* Instructions for the task: Quote the whole listing word for word. Do not include the pictures.

* Dataset records:
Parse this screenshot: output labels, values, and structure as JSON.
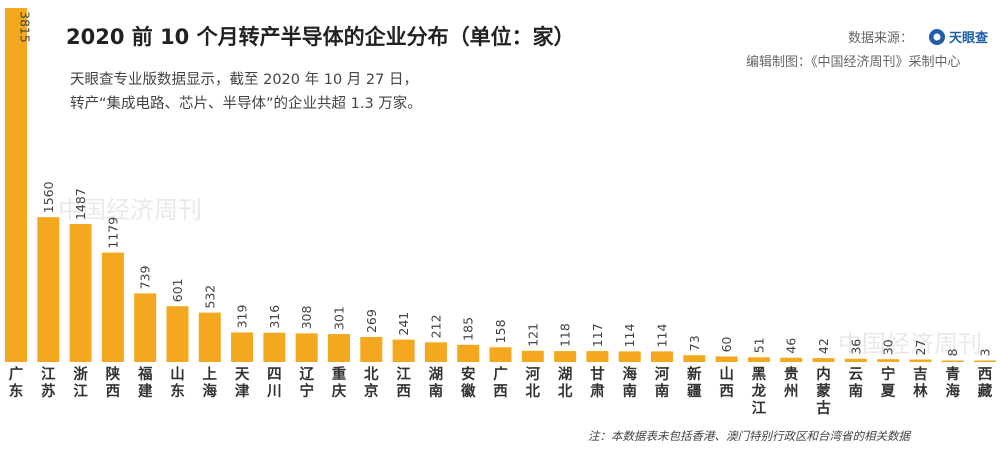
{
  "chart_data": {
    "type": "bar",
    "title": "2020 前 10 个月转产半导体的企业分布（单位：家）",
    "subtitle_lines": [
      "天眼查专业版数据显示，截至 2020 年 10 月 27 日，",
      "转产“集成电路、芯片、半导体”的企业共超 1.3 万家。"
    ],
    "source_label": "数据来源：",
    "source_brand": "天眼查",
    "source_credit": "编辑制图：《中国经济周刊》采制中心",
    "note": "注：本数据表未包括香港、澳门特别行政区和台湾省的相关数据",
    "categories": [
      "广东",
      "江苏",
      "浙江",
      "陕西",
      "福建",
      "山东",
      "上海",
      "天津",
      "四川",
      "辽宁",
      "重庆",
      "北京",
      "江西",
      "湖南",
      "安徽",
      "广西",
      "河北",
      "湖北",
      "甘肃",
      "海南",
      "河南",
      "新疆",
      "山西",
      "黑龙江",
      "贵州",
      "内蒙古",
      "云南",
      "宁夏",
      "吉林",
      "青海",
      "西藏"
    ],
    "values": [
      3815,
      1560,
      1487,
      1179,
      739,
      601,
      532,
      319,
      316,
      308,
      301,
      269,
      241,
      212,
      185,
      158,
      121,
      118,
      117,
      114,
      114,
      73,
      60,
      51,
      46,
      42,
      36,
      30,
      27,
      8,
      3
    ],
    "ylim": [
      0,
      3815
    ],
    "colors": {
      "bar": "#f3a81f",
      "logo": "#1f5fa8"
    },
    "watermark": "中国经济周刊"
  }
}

* Result:
Parse this screenshot: output labels, values, and structure as JSON.
{
  "chart_data": {
    "type": "bar",
    "title": "2020 前 10 个月转产半导体的企业分布（单位：家）",
    "subtitle_lines": [
      "天眼查专业版数据显示，截至 2020 年 10 月 27 日，",
      "转产“集成电路、芯片、半导体”的企业共超 1.3 万家。"
    ],
    "source_label": "数据来源：",
    "source_brand": "天眼查",
    "source_credit": "编辑制图：《中国经济周刊》采制中心",
    "note": "注：本数据表未包括香港、澳门特别行政区和台湾省的相关数据",
    "categories": [
      "广东",
      "江苏",
      "浙江",
      "陕西",
      "福建",
      "山东",
      "上海",
      "天津",
      "四川",
      "辽宁",
      "重庆",
      "北京",
      "江西",
      "湖南",
      "安徽",
      "广西",
      "河北",
      "湖北",
      "甘肃",
      "海南",
      "河南",
      "新疆",
      "山西",
      "黑龙江",
      "贵州",
      "内蒙古",
      "云南",
      "宁夏",
      "吉林",
      "青海",
      "西藏"
    ],
    "values": [
      3815,
      1560,
      1487,
      1179,
      739,
      601,
      532,
      319,
      316,
      308,
      301,
      269,
      241,
      212,
      185,
      158,
      121,
      118,
      117,
      114,
      114,
      73,
      60,
      51,
      46,
      42,
      36,
      30,
      27,
      8,
      3
    ],
    "ylim": [
      0,
      3815
    ],
    "colors": {
      "bar": "#f3a81f",
      "logo": "#1f5fa8"
    },
    "watermark": "中国经济周刊"
  }
}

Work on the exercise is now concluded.